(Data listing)

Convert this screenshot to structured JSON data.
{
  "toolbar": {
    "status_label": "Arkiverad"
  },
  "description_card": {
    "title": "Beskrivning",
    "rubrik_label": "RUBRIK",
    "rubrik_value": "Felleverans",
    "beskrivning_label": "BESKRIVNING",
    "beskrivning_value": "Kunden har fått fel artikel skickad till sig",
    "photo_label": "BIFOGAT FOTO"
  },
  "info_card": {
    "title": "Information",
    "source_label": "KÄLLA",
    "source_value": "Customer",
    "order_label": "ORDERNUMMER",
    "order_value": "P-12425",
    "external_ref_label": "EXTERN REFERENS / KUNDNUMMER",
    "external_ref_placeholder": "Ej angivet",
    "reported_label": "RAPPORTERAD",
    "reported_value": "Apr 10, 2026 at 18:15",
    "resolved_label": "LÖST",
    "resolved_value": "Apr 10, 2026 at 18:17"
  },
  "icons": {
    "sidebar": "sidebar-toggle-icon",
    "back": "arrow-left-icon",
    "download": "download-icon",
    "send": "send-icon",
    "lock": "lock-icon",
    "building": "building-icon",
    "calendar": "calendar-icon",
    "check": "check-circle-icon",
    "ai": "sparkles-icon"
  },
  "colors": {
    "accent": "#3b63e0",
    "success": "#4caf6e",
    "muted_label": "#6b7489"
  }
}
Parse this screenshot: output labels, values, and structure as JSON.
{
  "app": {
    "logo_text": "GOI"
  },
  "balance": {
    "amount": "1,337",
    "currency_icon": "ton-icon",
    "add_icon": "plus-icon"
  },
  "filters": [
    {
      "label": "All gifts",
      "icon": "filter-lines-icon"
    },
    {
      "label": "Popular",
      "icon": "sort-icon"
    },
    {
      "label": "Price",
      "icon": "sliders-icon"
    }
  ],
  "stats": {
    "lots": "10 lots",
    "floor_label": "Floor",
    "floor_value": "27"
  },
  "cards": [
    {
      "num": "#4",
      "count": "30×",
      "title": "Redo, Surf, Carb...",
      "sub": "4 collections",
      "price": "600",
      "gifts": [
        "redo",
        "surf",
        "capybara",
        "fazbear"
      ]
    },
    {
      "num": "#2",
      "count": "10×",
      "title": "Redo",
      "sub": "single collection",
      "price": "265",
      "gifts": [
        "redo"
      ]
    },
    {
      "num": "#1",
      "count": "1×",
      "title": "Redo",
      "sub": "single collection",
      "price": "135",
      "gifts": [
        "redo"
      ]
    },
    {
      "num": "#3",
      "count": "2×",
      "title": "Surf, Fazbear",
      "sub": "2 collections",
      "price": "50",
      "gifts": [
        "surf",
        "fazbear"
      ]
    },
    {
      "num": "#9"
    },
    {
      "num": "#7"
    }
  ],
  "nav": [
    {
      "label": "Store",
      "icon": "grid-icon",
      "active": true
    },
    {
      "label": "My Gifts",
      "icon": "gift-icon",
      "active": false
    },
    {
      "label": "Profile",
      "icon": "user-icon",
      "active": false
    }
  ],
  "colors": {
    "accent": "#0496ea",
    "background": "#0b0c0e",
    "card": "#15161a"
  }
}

▸ To be done
Without omitting anything, output the entries exactly.

▸ Task result
Convert this screenshot to structured JSON data.
{
  "toolbar": {
    "status_label": "Arkiverad"
  },
  "description_card": {
    "title": "Beskrivning",
    "rubrik_label": "RUBRIK",
    "rubrik_value": "Felleverans",
    "beskrivning_label": "BESKRIVNING",
    "beskrivning_value": "Kunden har fått fel artikel skickad till sig",
    "photo_label": "BIFOGAT FOTO"
  },
  "info_card": {
    "title": "Information",
    "source_label": "KÄLLA",
    "source_value": "Customer",
    "order_label": "ORDERNUMMER",
    "order_value": "P-12425",
    "external_ref_label": "EXTERN REFERENS / KUNDNUMMER",
    "external_ref_placeholder": "Ej angivet",
    "reported_label": "RAPPORTERAD",
    "reported_value": "Apr 10, 2026 at 18:15",
    "resolved_label": "LÖST",
    "resolved_value": "Apr 10, 2026 at 18:17"
  },
  "icons": {
    "sidebar": "sidebar-toggle-icon",
    "back": "arrow-left-icon",
    "download": "download-icon",
    "send": "send-icon",
    "lock": "lock-icon",
    "building": "building-icon",
    "calendar": "calendar-icon",
    "check": "check-circle-icon",
    "ai": "sparkles-icon"
  },
  "colors": {
    "accent": "#3b63e0",
    "success": "#4caf6e",
    "muted_label": "#6b7489"
  }
}
Parse this screenshot: output labels, values, and structure as JSON.
{
  "app": {
    "logo_text": "GOI"
  },
  "balance": {
    "amount": "1,337",
    "currency_icon": "ton-icon",
    "add_icon": "plus-icon"
  },
  "filters": [
    {
      "label": "All gifts",
      "icon": "filter-lines-icon"
    },
    {
      "label": "Popular",
      "icon": "sort-icon"
    },
    {
      "label": "Price",
      "icon": "sliders-icon"
    }
  ],
  "stats": {
    "lots": "10 lots",
    "floor_label": "Floor",
    "floor_value": "27"
  },
  "cards": [
    {
      "num": "#4",
      "count": "30×",
      "title": "Redo, Surf, Carb...",
      "sub": "4 collections",
      "price": "600",
      "gifts": [
        "redo",
        "surf",
        "capybara",
        "fazbear"
      ]
    },
    {
      "num": "#2",
      "count": "10×",
      "title": "Redo",
      "sub": "single collection",
      "price": "265",
      "gifts": [
        "redo"
      ]
    },
    {
      "num": "#1",
      "count": "1×",
      "title": "Redo",
      "sub": "single collection",
      "price": "135",
      "gifts": [
        "redo"
      ]
    },
    {
      "num": "#3",
      "count": "2×",
      "title": "Surf, Fazbear",
      "sub": "2 collections",
      "price": "50",
      "gifts": [
        "surf",
        "fazbear"
      ]
    },
    {
      "num": "#9"
    },
    {
      "num": "#7"
    }
  ],
  "nav": [
    {
      "label": "Store",
      "icon": "grid-icon",
      "active": true
    },
    {
      "label": "My Gifts",
      "icon": "gift-icon",
      "active": false
    },
    {
      "label": "Profile",
      "icon": "user-icon",
      "active": false
    }
  ],
  "colors": {
    "accent": "#0496ea",
    "background": "#0b0c0e",
    "card": "#15161a"
  }
}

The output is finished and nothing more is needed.